(Extracted records)
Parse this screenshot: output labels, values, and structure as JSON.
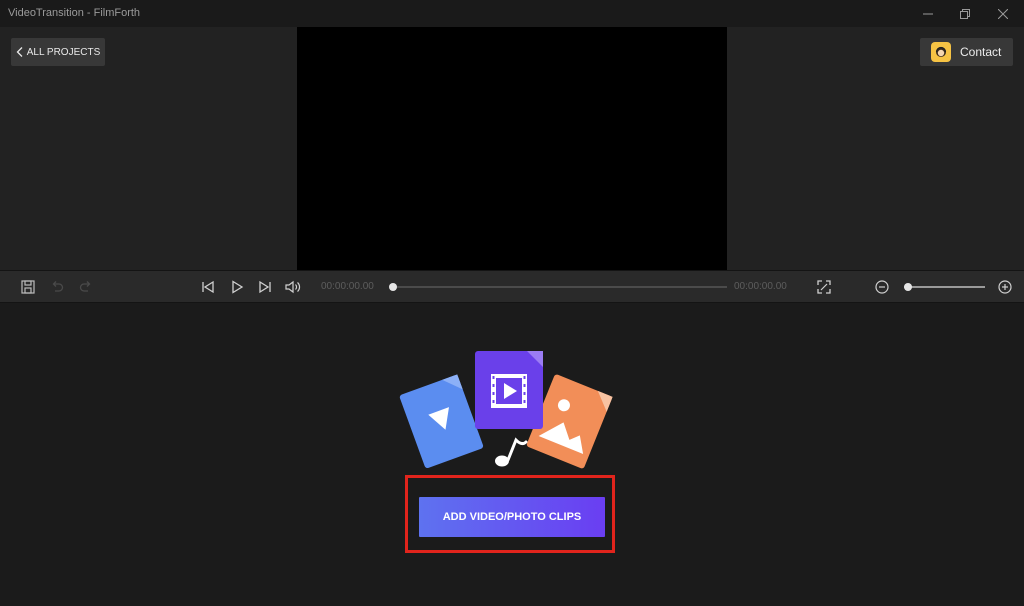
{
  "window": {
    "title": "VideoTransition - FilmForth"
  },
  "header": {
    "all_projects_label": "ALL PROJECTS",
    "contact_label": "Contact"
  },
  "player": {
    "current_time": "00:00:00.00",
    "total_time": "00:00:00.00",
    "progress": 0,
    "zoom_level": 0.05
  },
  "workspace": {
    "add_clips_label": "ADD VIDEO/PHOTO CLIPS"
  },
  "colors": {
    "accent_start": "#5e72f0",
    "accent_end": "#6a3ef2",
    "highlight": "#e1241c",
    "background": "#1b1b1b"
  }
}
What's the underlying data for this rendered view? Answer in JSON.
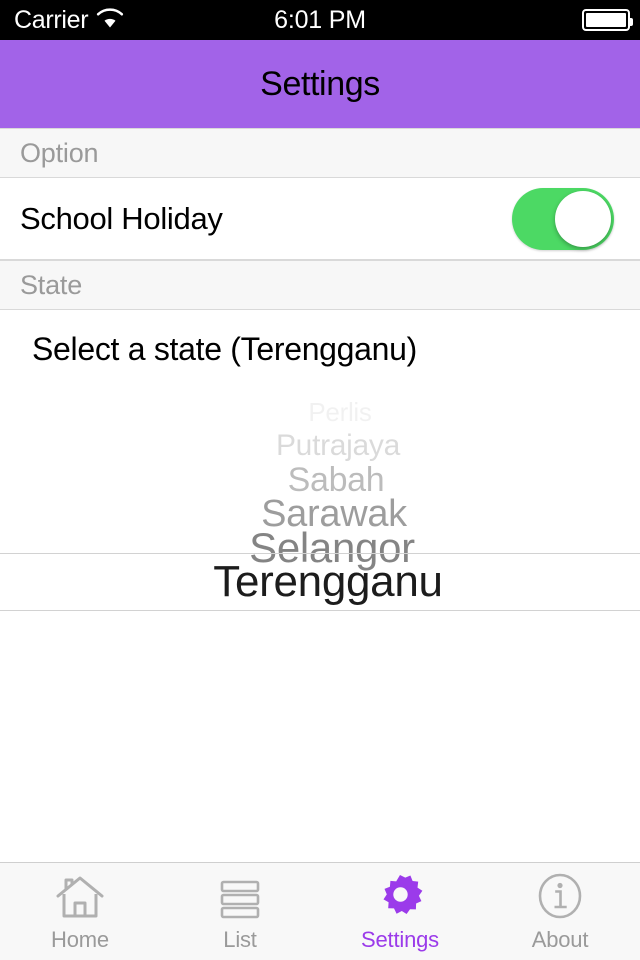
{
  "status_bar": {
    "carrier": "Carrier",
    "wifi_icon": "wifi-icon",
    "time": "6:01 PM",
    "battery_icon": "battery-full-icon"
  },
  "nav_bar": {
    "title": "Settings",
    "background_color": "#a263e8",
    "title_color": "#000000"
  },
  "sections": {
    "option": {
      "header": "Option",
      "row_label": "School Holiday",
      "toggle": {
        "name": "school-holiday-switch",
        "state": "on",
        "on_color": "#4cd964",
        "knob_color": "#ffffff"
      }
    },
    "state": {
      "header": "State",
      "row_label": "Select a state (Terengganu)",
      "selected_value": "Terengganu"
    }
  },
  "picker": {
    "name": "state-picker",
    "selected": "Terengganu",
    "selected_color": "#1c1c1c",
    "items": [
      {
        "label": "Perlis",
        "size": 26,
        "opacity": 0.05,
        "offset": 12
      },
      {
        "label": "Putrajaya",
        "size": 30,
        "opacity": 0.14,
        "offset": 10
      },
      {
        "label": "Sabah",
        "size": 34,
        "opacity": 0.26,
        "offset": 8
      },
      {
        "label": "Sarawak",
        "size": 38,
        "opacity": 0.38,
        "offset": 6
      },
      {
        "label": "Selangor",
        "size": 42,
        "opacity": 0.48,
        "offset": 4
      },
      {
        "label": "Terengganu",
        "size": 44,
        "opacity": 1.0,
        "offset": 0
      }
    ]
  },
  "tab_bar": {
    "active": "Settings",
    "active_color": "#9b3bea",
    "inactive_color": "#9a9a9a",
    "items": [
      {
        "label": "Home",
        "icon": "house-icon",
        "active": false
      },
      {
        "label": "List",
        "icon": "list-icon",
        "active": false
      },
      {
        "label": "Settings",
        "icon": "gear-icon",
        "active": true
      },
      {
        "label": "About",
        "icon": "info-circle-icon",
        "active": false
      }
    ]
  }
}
* * *
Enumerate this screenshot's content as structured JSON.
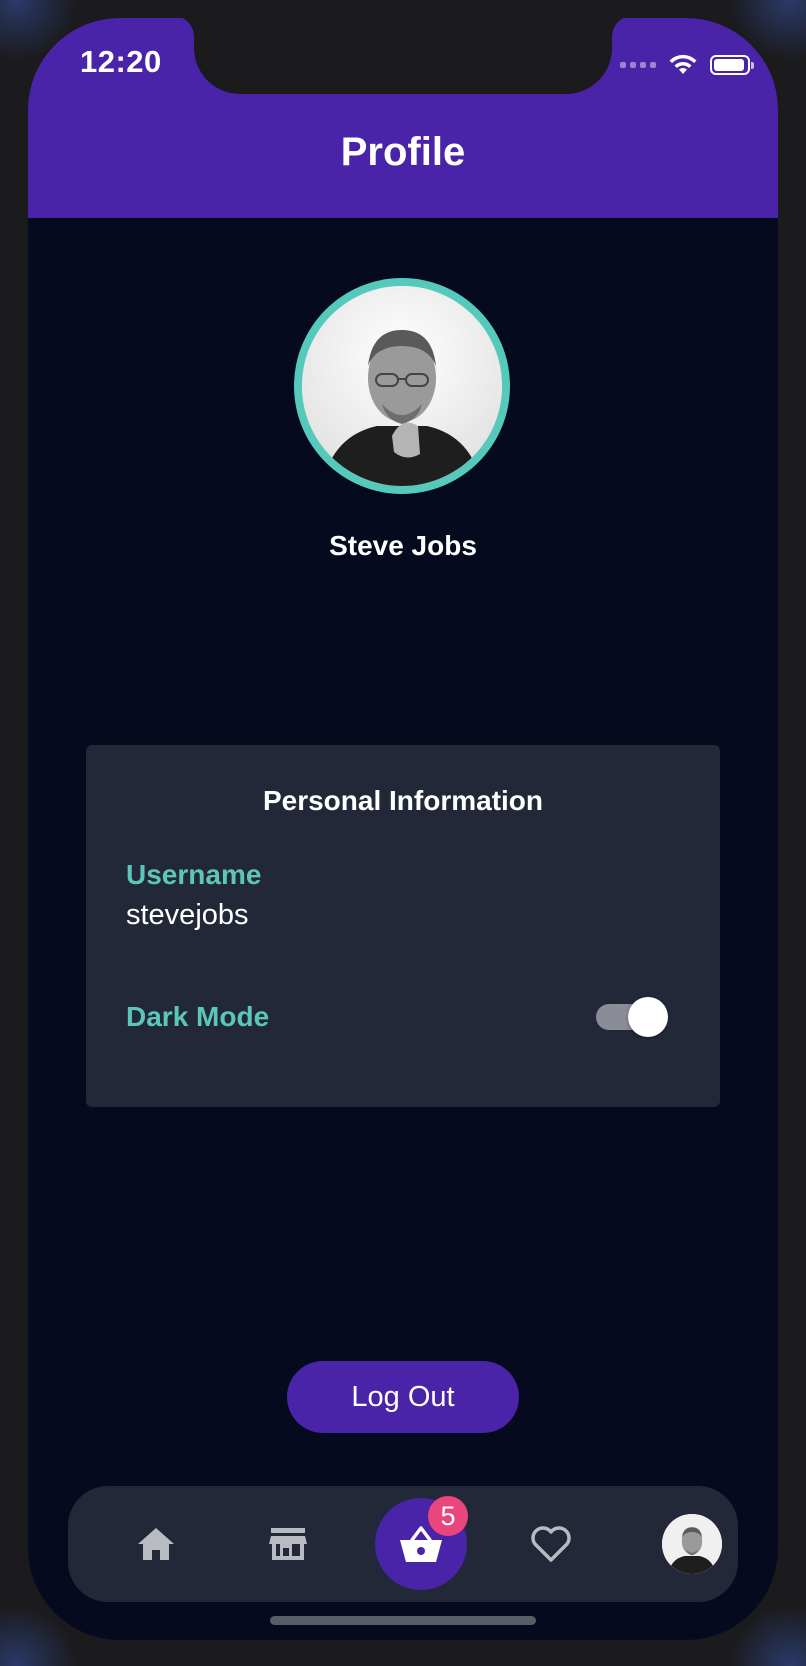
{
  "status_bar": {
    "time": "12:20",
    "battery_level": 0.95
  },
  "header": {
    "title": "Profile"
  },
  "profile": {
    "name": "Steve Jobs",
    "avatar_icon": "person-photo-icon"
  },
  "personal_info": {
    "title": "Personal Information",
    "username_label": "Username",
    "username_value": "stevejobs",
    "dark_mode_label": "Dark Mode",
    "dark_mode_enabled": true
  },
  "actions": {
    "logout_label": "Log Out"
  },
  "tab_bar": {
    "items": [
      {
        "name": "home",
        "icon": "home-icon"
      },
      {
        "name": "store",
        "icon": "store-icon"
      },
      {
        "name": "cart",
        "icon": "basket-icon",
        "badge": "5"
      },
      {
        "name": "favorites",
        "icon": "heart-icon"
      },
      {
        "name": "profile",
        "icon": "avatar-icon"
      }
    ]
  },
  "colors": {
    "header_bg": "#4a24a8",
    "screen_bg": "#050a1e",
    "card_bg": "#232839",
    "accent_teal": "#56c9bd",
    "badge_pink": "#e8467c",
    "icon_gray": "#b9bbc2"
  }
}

— TASK REQUIREMENTS —
How many lines of the listing above include the word "Terengganu"? Reply with the number alone.

— WRITTEN ANSWER —
4